WHAT THE TASK REQUIRES>
In the entries below, find every line with "Secretariat" and copy it.

PROVIDED RECORDS>
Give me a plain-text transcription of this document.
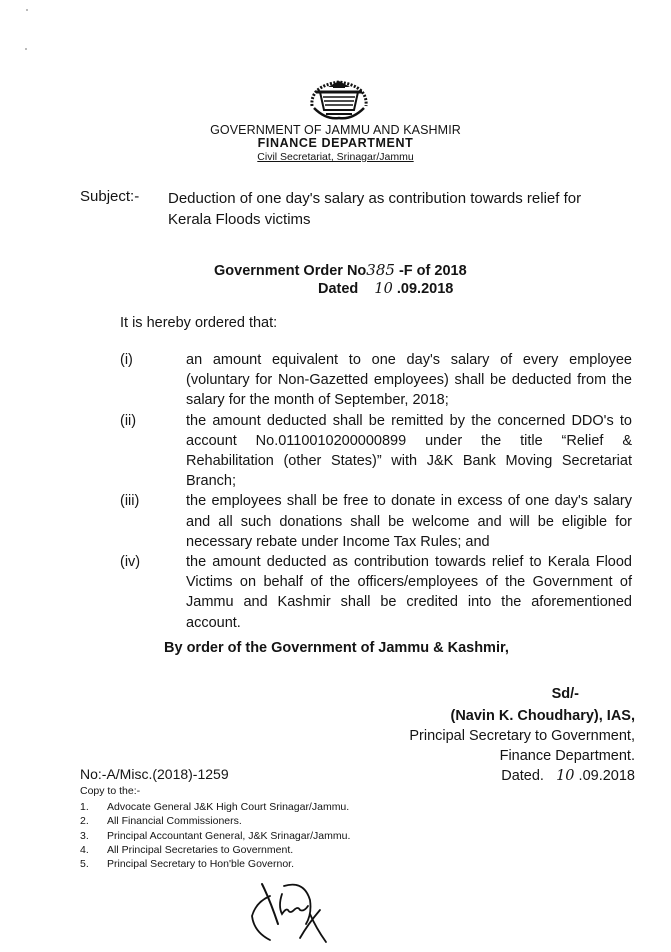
GOVERNMENT OF JAMMU AND KASHMIR
FINANCE DEPARTMENT
Civil Secretariat, Srinagar/Jammu
Subject:- Deduction of one day's salary as contribution towards relief for Kerala Floods victims
Government Order No385 -F of 2018
Dated 10 .09.2018
It is hereby ordered that:
(i)	an amount equivalent to one day's salary of every employee (voluntary for Non-Gazetted employees) shall be deducted from the salary for the month of September, 2018;
(ii)	the amount deducted shall be remitted by the concerned DDO's to account No.0110010200000899 under the title “Relief & Rehabilitation (other States)” with J&K Bank Moving Secretariat Branch;
(iii)	the employees shall be free to donate in excess of one day's salary and all such donations shall be welcome and will be eligible for necessary rebate under Income Tax Rules; and
(iv)	the amount deducted as contribution towards relief to Kerala Flood Victims on behalf of the officers/employees of the Government of Jammu and Kashmir shall be credited into the aforementioned account.
By order of the Government of Jammu & Kashmir,
Sd/-
(Navin K. Choudhary), IAS,
Principal Secretary to Government,
Finance Department.
Dated. 10 .09.2018
No:-A/Misc.(2018)-1259
Copy to the:-
1.	Advocate General J&K High Court Srinagar/Jammu.
2.	All Financial Commissioners.
3.	Principal Accountant General, J&K Srinagar/Jammu.
4.	All Principal Secretaries to Government.
5.	Principal Secretary to Hon'ble Governor.
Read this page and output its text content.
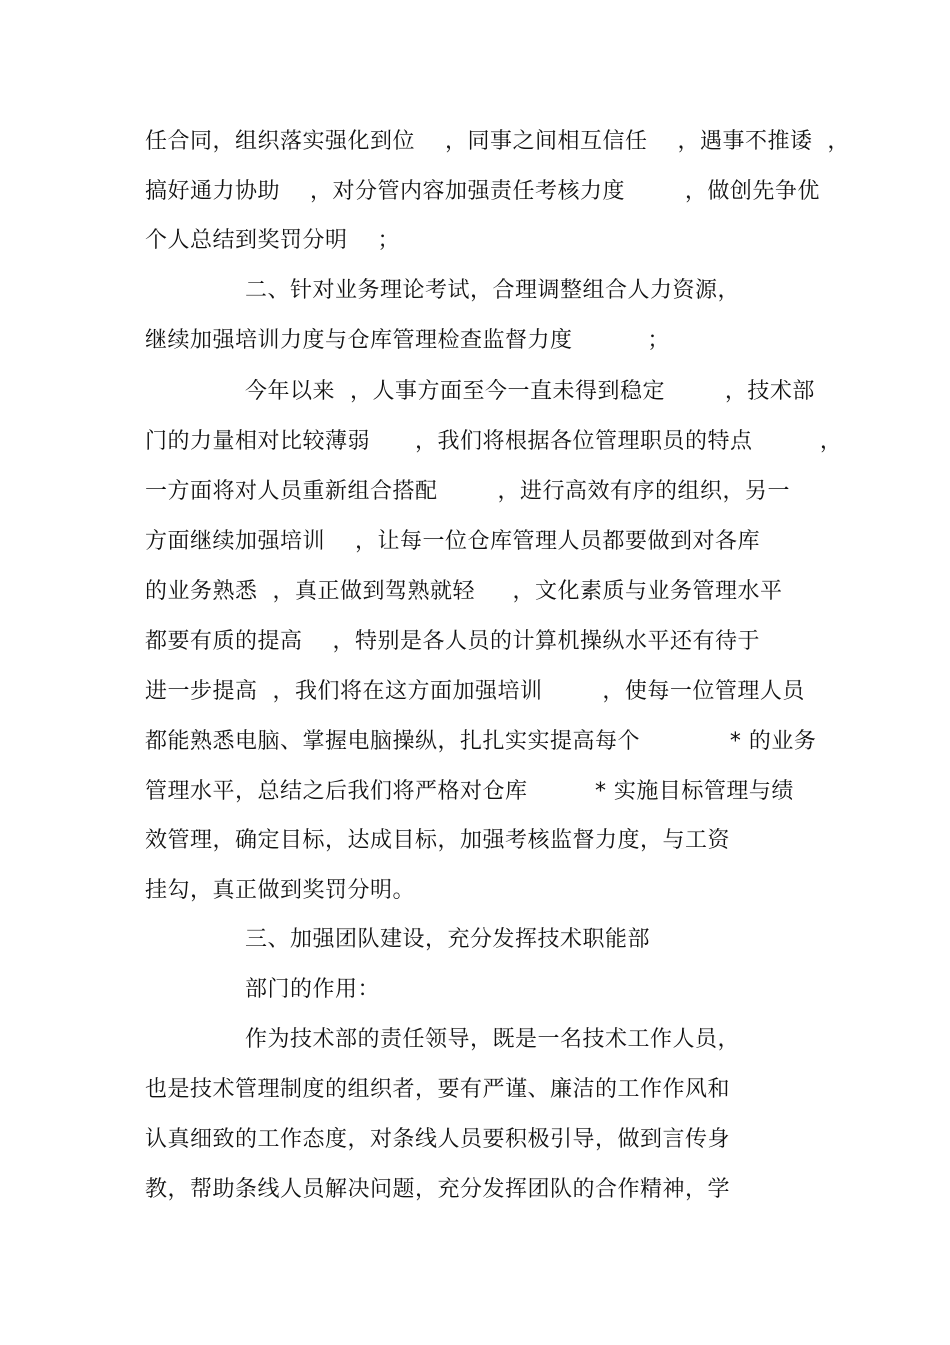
任合同，组织落实强化到位    ，同事之间相互信任    ，遇事不推诿  ，
搞好通力协助    ，对分管内容加强责任考核力度        ，做创先争优
个人总结到奖罚分明    ；
二、针对业务理论考试，合理调整组合人力资源，
继续加强培训力度与仓库管理检查监督力度          ；
今年以来  ，人事方面至今一直未得到稳定        ，技术部
门的力量相对比较薄弱      ，我们将根据各位管理职员的特点         ，
一方面将对人员重新组合搭配        ，进行高效有序的组织，另一
方面继续加强培训    ，让每一位仓库管理人员都要做到对各库
的业务熟悉  ，真正做到驾熟就轻     ，文化素质与业务管理水平
都要有质的提高    ，特别是各人员的计算机操纵水平还有待于
进一步提高  ，我们将在这方面加强培训        ，使每一位管理人员
都能熟悉电脑、掌握电脑操纵，扎扎实实提高每个            * 的业务
管理水平，总结之后我们将严格对仓库         * 实施目标管理与绩
效管理，确定目标，达成目标，加强考核监督力度，与工资
挂勾，真正做到奖罚分明。
三、加强团队建设，充分发挥技术职能部
部门的作用：
作为技术部的责任领导，既是一名技术工作人员，
也是技术管理制度的组织者，要有严谨、廉洁的工作作风和
认真细致的工作态度，对条线人员要积极引导，做到言传身
教，帮助条线人员解决问题，充分发挥团队的合作精神，学
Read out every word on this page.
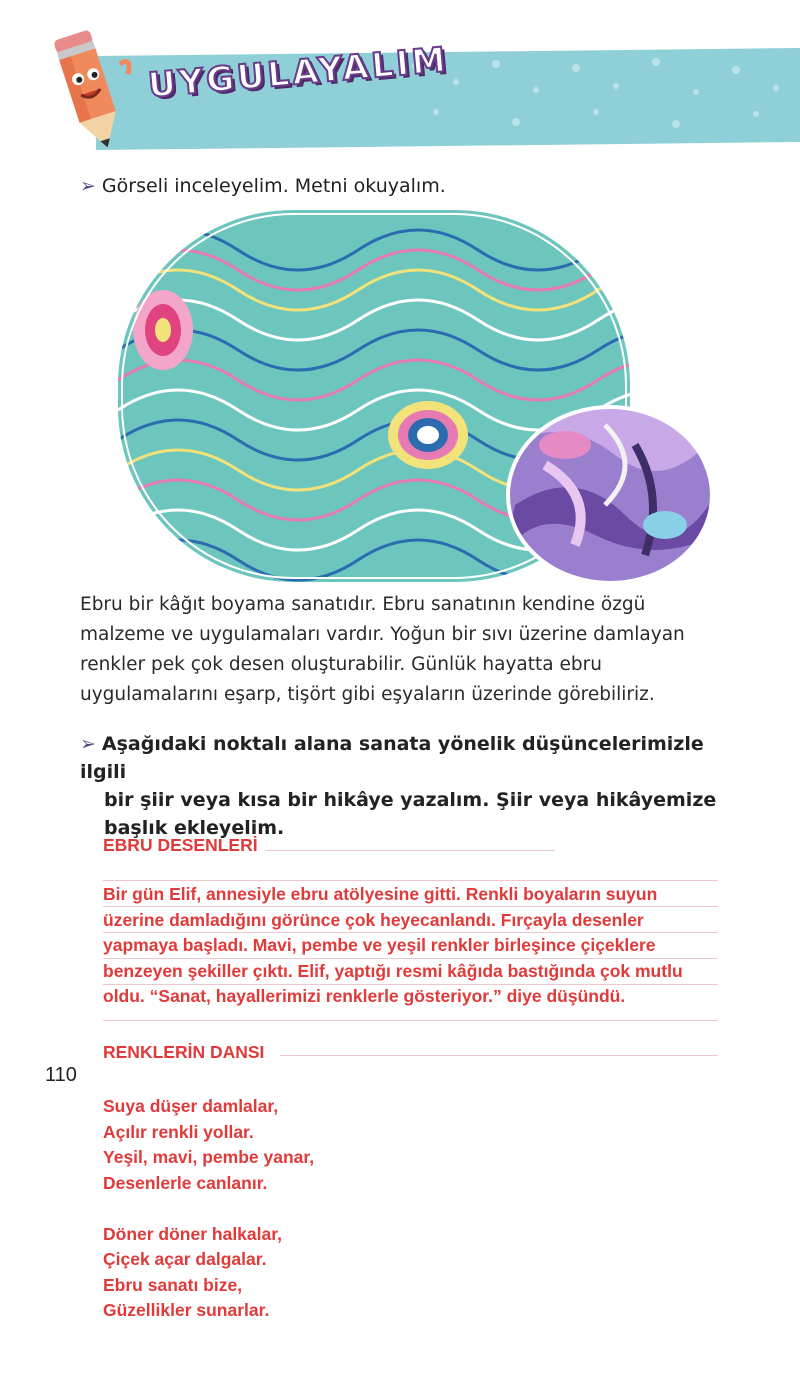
UYGULAYALIM
➢ Görseli inceleyelim. Metni okuyalım.
Ebru bir kâğıt boyama sanatıdır. Ebru sanatının kendine özgü
malzeme ve uygulamaları vardır. Yoğun bir sıvı üzerine damlayan
renkler pek çok desen oluşturabilir. Günlük hayatta ebru
uygulamalarını eşarp, tişört gibi eşyaların üzerinde görebiliriz.
➢ Aşağıdaki noktalı alana sanata yönelik düşüncelerimizle ilgili
bir şiir veya kısa bir hikâye yazalım. Şiir veya hikâyemize
başlık ekleyelim.
EBRU DESENLERİ
Bir gün Elif, annesiyle ebru atölyesine gitti. Renkli boyaların suyun
üzerine damladığını görünce çok heyecanlandı. Fırçayla desenler
yapmaya başladı. Mavi, pembe ve yeşil renkler birleşince çiçeklere
benzeyen şekiller çıktı. Elif, yaptığı resmi kâğıda bastığında çok mutlu
oldu. “Sanat, hayallerimizi renklerle gösteriyor.” diye düşündü.
110
RENKLERİN DANSI
Suya düşer damlalar,
Açılır renkli yollar.
Yeşil, mavi, pembe yanar,
Desenlerle canlanır.

Döner döner halkalar,
Çiçek açar dalgalar.
Ebru sanatı bize,
Güzellikler sunarlar.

RESULT FOR THIS TASK>
Civil Secretariat, Srinagar/Jammu
(ii)	the amount deducted shall be remitted by the concerned DDO's to account No.0110010200000899 under the title “Relief & Rehabilitation (other States)” with J&K Bank Moving Secretariat Branch;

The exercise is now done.